## begin RECORDS SUPPLIED

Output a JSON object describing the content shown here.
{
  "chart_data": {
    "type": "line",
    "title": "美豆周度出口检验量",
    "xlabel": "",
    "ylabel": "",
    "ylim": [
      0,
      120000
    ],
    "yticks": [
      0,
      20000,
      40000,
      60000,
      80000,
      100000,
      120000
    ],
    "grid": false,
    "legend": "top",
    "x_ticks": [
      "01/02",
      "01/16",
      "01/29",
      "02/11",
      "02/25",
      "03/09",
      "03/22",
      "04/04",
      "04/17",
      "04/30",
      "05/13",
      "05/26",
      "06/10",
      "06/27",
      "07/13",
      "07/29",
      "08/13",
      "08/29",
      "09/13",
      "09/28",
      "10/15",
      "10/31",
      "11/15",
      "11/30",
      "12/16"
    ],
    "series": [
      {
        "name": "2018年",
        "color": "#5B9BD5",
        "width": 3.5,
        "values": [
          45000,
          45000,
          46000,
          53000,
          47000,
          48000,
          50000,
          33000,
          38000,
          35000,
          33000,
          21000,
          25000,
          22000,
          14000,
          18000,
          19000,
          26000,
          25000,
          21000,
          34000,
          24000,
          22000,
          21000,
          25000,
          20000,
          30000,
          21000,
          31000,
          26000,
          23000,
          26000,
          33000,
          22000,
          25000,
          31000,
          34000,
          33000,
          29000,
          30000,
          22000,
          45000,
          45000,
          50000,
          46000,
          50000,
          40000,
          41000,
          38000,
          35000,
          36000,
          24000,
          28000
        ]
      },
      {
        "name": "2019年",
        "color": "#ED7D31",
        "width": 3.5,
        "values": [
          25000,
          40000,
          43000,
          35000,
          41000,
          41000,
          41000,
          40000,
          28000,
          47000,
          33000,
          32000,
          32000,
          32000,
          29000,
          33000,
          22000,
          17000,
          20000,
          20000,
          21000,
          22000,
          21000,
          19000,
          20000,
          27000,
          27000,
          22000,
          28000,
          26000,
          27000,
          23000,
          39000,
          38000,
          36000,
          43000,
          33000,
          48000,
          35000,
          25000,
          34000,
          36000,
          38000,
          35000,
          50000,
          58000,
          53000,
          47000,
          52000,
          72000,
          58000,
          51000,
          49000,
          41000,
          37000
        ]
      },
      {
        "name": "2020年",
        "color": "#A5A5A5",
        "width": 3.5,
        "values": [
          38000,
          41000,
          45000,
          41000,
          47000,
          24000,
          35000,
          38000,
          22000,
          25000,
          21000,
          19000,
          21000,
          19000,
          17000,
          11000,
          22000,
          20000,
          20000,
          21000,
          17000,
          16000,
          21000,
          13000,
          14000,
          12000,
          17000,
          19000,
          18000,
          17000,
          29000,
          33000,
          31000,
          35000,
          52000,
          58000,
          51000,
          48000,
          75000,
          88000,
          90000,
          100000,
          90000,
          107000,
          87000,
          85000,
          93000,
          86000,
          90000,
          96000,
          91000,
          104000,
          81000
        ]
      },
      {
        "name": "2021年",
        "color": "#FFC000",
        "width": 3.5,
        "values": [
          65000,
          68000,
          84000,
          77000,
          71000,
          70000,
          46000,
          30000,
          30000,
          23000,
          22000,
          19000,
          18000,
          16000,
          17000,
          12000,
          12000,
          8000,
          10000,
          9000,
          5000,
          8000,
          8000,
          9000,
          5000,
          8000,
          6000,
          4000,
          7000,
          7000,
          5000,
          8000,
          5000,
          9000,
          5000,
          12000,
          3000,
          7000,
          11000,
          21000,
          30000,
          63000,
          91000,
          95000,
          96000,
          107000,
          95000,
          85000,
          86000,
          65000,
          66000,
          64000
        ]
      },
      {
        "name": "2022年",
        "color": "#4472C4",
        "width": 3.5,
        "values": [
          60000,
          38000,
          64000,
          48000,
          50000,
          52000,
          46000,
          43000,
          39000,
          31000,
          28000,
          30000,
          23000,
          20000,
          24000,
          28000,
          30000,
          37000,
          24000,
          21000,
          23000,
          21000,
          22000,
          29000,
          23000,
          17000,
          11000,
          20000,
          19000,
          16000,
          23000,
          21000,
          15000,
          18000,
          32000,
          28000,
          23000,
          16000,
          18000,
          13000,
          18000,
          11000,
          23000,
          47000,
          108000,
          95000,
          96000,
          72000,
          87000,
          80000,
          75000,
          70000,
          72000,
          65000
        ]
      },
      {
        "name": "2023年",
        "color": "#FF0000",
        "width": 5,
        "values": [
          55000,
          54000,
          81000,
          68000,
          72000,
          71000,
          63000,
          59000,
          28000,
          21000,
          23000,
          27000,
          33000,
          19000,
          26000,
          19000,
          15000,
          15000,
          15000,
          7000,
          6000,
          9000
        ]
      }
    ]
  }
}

## end RECORDS SUPPLIED

_YOUR GOAL_
Repeat the material above in full, keeping every word.

_TASK SOLUTION_
Output a JSON object describing the content shown here.
{
  "chart_data": {
    "type": "line",
    "title": "美豆周度出口检验量",
    "xlabel": "",
    "ylabel": "",
    "ylim": [
      0,
      120000
    ],
    "yticks": [
      0,
      20000,
      40000,
      60000,
      80000,
      100000,
      120000
    ],
    "grid": false,
    "legend": "top",
    "x_ticks": [
      "01/02",
      "01/16",
      "01/29",
      "02/11",
      "02/25",
      "03/09",
      "03/22",
      "04/04",
      "04/17",
      "04/30",
      "05/13",
      "05/26",
      "06/10",
      "06/27",
      "07/13",
      "07/29",
      "08/13",
      "08/29",
      "09/13",
      "09/28",
      "10/15",
      "10/31",
      "11/15",
      "11/30",
      "12/16"
    ],
    "series": [
      {
        "name": "2018年",
        "color": "#5B9BD5",
        "width": 3.5,
        "values": [
          45000,
          45000,
          46000,
          53000,
          47000,
          48000,
          50000,
          33000,
          38000,
          35000,
          33000,
          21000,
          25000,
          22000,
          14000,
          18000,
          19000,
          26000,
          25000,
          21000,
          34000,
          24000,
          22000,
          21000,
          25000,
          20000,
          30000,
          21000,
          31000,
          26000,
          23000,
          26000,
          33000,
          22000,
          25000,
          31000,
          34000,
          33000,
          29000,
          30000,
          22000,
          45000,
          45000,
          50000,
          46000,
          50000,
          40000,
          41000,
          38000,
          35000,
          36000,
          24000,
          28000
        ]
      },
      {
        "name": "2019年",
        "color": "#ED7D31",
        "width": 3.5,
        "values": [
          25000,
          40000,
          43000,
          35000,
          41000,
          41000,
          41000,
          40000,
          28000,
          47000,
          33000,
          32000,
          32000,
          32000,
          29000,
          33000,
          22000,
          17000,
          20000,
          20000,
          21000,
          22000,
          21000,
          19000,
          20000,
          27000,
          27000,
          22000,
          28000,
          26000,
          27000,
          23000,
          39000,
          38000,
          36000,
          43000,
          33000,
          48000,
          35000,
          25000,
          34000,
          36000,
          38000,
          35000,
          50000,
          58000,
          53000,
          47000,
          52000,
          72000,
          58000,
          51000,
          49000,
          41000,
          37000
        ]
      },
      {
        "name": "2020年",
        "color": "#A5A5A5",
        "width": 3.5,
        "values": [
          38000,
          41000,
          45000,
          41000,
          47000,
          24000,
          35000,
          38000,
          22000,
          25000,
          21000,
          19000,
          21000,
          19000,
          17000,
          11000,
          22000,
          20000,
          20000,
          21000,
          17000,
          16000,
          21000,
          13000,
          14000,
          12000,
          17000,
          19000,
          18000,
          17000,
          29000,
          33000,
          31000,
          35000,
          52000,
          58000,
          51000,
          48000,
          75000,
          88000,
          90000,
          100000,
          90000,
          107000,
          87000,
          85000,
          93000,
          86000,
          90000,
          96000,
          91000,
          104000,
          81000
        ]
      },
      {
        "name": "2021年",
        "color": "#FFC000",
        "width": 3.5,
        "values": [
          65000,
          68000,
          84000,
          77000,
          71000,
          70000,
          46000,
          30000,
          30000,
          23000,
          22000,
          19000,
          18000,
          16000,
          17000,
          12000,
          12000,
          8000,
          10000,
          9000,
          5000,
          8000,
          8000,
          9000,
          5000,
          8000,
          6000,
          4000,
          7000,
          7000,
          5000,
          8000,
          5000,
          9000,
          5000,
          12000,
          3000,
          7000,
          11000,
          21000,
          30000,
          63000,
          91000,
          95000,
          96000,
          107000,
          95000,
          85000,
          86000,
          65000,
          66000,
          64000
        ]
      },
      {
        "name": "2022年",
        "color": "#4472C4",
        "width": 3.5,
        "values": [
          60000,
          38000,
          64000,
          48000,
          50000,
          52000,
          46000,
          43000,
          39000,
          31000,
          28000,
          30000,
          23000,
          20000,
          24000,
          28000,
          30000,
          37000,
          24000,
          21000,
          23000,
          21000,
          22000,
          29000,
          23000,
          17000,
          11000,
          20000,
          19000,
          16000,
          23000,
          21000,
          15000,
          18000,
          32000,
          28000,
          23000,
          16000,
          18000,
          13000,
          18000,
          11000,
          23000,
          47000,
          108000,
          95000,
          96000,
          72000,
          87000,
          80000,
          75000,
          70000,
          72000,
          65000
        ]
      },
      {
        "name": "2023年",
        "color": "#FF0000",
        "width": 5,
        "values": [
          55000,
          54000,
          81000,
          68000,
          72000,
          71000,
          63000,
          59000,
          28000,
          21000,
          23000,
          27000,
          33000,
          19000,
          26000,
          19000,
          15000,
          15000,
          15000,
          7000,
          6000,
          9000
        ]
      }
    ]
  }
}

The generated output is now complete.